■ **Exercise requirements**: Each entry has to be copied exactly, with nothing missed.

■ **Records provided**:

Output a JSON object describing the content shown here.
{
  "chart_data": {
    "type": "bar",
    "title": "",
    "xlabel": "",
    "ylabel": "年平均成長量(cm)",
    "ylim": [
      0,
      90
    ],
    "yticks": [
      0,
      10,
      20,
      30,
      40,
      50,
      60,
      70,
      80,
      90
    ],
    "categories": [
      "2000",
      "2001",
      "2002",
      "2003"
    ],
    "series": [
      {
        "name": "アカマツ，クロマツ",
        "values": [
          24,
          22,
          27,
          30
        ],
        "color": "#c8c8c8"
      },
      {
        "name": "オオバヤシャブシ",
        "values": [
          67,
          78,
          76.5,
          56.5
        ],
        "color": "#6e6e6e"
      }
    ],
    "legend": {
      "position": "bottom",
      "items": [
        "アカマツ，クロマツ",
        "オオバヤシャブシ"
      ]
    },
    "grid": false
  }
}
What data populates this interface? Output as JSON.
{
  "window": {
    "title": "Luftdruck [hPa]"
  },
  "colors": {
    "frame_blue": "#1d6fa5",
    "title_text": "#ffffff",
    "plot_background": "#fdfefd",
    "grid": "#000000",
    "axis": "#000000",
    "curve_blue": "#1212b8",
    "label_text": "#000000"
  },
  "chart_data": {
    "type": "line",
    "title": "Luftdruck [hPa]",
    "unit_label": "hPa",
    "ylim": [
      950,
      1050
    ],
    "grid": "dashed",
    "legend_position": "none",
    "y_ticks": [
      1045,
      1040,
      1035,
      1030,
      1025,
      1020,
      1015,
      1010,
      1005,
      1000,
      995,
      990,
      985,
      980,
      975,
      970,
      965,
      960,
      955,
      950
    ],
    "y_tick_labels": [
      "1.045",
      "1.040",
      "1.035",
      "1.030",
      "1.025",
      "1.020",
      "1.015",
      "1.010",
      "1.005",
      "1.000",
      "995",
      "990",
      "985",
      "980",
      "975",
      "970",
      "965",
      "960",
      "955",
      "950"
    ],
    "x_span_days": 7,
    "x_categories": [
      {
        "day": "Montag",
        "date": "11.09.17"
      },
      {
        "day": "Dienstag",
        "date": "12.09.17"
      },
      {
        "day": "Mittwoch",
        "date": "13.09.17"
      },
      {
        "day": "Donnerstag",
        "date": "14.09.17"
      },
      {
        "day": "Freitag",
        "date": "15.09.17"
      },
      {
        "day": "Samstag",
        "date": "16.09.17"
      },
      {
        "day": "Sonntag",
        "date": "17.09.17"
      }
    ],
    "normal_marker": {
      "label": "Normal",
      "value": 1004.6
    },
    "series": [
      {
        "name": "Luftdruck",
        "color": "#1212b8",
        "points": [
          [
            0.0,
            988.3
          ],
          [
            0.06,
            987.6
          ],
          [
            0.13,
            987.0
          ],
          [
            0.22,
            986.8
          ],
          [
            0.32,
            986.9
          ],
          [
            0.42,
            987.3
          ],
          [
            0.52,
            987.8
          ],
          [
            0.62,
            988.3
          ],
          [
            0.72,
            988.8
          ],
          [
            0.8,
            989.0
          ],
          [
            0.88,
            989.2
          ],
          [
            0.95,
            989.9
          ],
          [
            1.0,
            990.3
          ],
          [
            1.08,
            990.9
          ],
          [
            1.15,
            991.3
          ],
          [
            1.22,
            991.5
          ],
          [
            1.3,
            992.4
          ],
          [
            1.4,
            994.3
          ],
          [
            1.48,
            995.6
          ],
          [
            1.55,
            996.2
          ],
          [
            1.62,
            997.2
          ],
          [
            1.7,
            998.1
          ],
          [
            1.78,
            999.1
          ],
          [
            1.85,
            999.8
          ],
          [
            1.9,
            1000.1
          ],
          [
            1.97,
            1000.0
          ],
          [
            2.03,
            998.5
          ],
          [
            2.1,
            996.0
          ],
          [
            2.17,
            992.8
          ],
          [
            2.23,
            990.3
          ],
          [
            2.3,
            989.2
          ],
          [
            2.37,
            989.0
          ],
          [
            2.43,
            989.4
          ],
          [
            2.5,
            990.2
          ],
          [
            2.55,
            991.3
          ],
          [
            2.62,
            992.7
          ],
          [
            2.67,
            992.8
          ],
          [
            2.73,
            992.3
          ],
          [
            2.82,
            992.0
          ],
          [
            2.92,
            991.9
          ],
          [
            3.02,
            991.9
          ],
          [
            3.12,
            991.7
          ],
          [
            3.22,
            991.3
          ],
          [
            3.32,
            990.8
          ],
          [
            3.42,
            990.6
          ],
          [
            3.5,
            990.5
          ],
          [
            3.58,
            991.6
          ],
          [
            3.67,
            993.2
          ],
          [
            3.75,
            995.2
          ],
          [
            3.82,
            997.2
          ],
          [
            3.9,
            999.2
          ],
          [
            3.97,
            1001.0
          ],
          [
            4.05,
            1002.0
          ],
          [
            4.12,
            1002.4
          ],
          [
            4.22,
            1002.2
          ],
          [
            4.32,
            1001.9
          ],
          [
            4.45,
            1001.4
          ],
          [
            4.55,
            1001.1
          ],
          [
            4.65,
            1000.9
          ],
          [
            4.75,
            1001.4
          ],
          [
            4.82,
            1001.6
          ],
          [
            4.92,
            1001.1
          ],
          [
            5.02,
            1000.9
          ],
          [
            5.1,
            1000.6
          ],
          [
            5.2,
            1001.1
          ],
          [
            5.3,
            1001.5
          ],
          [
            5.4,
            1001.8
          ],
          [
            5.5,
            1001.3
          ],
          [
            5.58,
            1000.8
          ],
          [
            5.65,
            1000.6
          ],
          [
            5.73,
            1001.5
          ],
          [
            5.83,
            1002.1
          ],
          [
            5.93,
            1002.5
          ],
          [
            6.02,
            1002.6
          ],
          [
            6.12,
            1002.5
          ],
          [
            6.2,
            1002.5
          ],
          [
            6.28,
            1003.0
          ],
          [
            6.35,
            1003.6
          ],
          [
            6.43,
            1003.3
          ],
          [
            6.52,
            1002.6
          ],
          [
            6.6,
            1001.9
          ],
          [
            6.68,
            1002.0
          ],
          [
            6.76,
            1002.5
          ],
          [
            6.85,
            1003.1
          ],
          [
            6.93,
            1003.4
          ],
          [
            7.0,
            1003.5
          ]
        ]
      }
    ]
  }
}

■ **Solution to this problem**:
Output a JSON object describing the content shown here.
{
  "chart_data": {
    "type": "bar",
    "title": "",
    "xlabel": "",
    "ylabel": "年平均成長量(cm)",
    "ylim": [
      0,
      90
    ],
    "yticks": [
      0,
      10,
      20,
      30,
      40,
      50,
      60,
      70,
      80,
      90
    ],
    "categories": [
      "2000",
      "2001",
      "2002",
      "2003"
    ],
    "series": [
      {
        "name": "アカマツ，クロマツ",
        "values": [
          24,
          22,
          27,
          30
        ],
        "color": "#c8c8c8"
      },
      {
        "name": "オオバヤシャブシ",
        "values": [
          67,
          78,
          76.5,
          56.5
        ],
        "color": "#6e6e6e"
      }
    ],
    "legend": {
      "position": "bottom",
      "items": [
        "アカマツ，クロマツ",
        "オオバヤシャブシ"
      ]
    },
    "grid": false
  }
}
What data populates this interface? Output as JSON.
{
  "window": {
    "title": "Luftdruck [hPa]"
  },
  "colors": {
    "frame_blue": "#1d6fa5",
    "title_text": "#ffffff",
    "plot_background": "#fdfefd",
    "grid": "#000000",
    "axis": "#000000",
    "curve_blue": "#1212b8",
    "label_text": "#000000"
  },
  "chart_data": {
    "type": "line",
    "title": "Luftdruck [hPa]",
    "unit_label": "hPa",
    "ylim": [
      950,
      1050
    ],
    "grid": "dashed",
    "legend_position": "none",
    "y_ticks": [
      1045,
      1040,
      1035,
      1030,
      1025,
      1020,
      1015,
      1010,
      1005,
      1000,
      995,
      990,
      985,
      980,
      975,
      970,
      965,
      960,
      955,
      950
    ],
    "y_tick_labels": [
      "1.045",
      "1.040",
      "1.035",
      "1.030",
      "1.025",
      "1.020",
      "1.015",
      "1.010",
      "1.005",
      "1.000",
      "995",
      "990",
      "985",
      "980",
      "975",
      "970",
      "965",
      "960",
      "955",
      "950"
    ],
    "x_span_days": 7,
    "x_categories": [
      {
        "day": "Montag",
        "date": "11.09.17"
      },
      {
        "day": "Dienstag",
        "date": "12.09.17"
      },
      {
        "day": "Mittwoch",
        "date": "13.09.17"
      },
      {
        "day": "Donnerstag",
        "date": "14.09.17"
      },
      {
        "day": "Freitag",
        "date": "15.09.17"
      },
      {
        "day": "Samstag",
        "date": "16.09.17"
      },
      {
        "day": "Sonntag",
        "date": "17.09.17"
      }
    ],
    "normal_marker": {
      "label": "Normal",
      "value": 1004.6
    },
    "series": [
      {
        "name": "Luftdruck",
        "color": "#1212b8",
        "points": [
          [
            0.0,
            988.3
          ],
          [
            0.06,
            987.6
          ],
          [
            0.13,
            987.0
          ],
          [
            0.22,
            986.8
          ],
          [
            0.32,
            986.9
          ],
          [
            0.42,
            987.3
          ],
          [
            0.52,
            987.8
          ],
          [
            0.62,
            988.3
          ],
          [
            0.72,
            988.8
          ],
          [
            0.8,
            989.0
          ],
          [
            0.88,
            989.2
          ],
          [
            0.95,
            989.9
          ],
          [
            1.0,
            990.3
          ],
          [
            1.08,
            990.9
          ],
          [
            1.15,
            991.3
          ],
          [
            1.22,
            991.5
          ],
          [
            1.3,
            992.4
          ],
          [
            1.4,
            994.3
          ],
          [
            1.48,
            995.6
          ],
          [
            1.55,
            996.2
          ],
          [
            1.62,
            997.2
          ],
          [
            1.7,
            998.1
          ],
          [
            1.78,
            999.1
          ],
          [
            1.85,
            999.8
          ],
          [
            1.9,
            1000.1
          ],
          [
            1.97,
            1000.0
          ],
          [
            2.03,
            998.5
          ],
          [
            2.1,
            996.0
          ],
          [
            2.17,
            992.8
          ],
          [
            2.23,
            990.3
          ],
          [
            2.3,
            989.2
          ],
          [
            2.37,
            989.0
          ],
          [
            2.43,
            989.4
          ],
          [
            2.5,
            990.2
          ],
          [
            2.55,
            991.3
          ],
          [
            2.62,
            992.7
          ],
          [
            2.67,
            992.8
          ],
          [
            2.73,
            992.3
          ],
          [
            2.82,
            992.0
          ],
          [
            2.92,
            991.9
          ],
          [
            3.02,
            991.9
          ],
          [
            3.12,
            991.7
          ],
          [
            3.22,
            991.3
          ],
          [
            3.32,
            990.8
          ],
          [
            3.42,
            990.6
          ],
          [
            3.5,
            990.5
          ],
          [
            3.58,
            991.6
          ],
          [
            3.67,
            993.2
          ],
          [
            3.75,
            995.2
          ],
          [
            3.82,
            997.2
          ],
          [
            3.9,
            999.2
          ],
          [
            3.97,
            1001.0
          ],
          [
            4.05,
            1002.0
          ],
          [
            4.12,
            1002.4
          ],
          [
            4.22,
            1002.2
          ],
          [
            4.32,
            1001.9
          ],
          [
            4.45,
            1001.4
          ],
          [
            4.55,
            1001.1
          ],
          [
            4.65,
            1000.9
          ],
          [
            4.75,
            1001.4
          ],
          [
            4.82,
            1001.6
          ],
          [
            4.92,
            1001.1
          ],
          [
            5.02,
            1000.9
          ],
          [
            5.1,
            1000.6
          ],
          [
            5.2,
            1001.1
          ],
          [
            5.3,
            1001.5
          ],
          [
            5.4,
            1001.8
          ],
          [
            5.5,
            1001.3
          ],
          [
            5.58,
            1000.8
          ],
          [
            5.65,
            1000.6
          ],
          [
            5.73,
            1001.5
          ],
          [
            5.83,
            1002.1
          ],
          [
            5.93,
            1002.5
          ],
          [
            6.02,
            1002.6
          ],
          [
            6.12,
            1002.5
          ],
          [
            6.2,
            1002.5
          ],
          [
            6.28,
            1003.0
          ],
          [
            6.35,
            1003.6
          ],
          [
            6.43,
            1003.3
          ],
          [
            6.52,
            1002.6
          ],
          [
            6.6,
            1001.9
          ],
          [
            6.68,
            1002.0
          ],
          [
            6.76,
            1002.5
          ],
          [
            6.85,
            1003.1
          ],
          [
            6.93,
            1003.4
          ],
          [
            7.0,
            1003.5
          ]
        ]
      }
    ]
  }
}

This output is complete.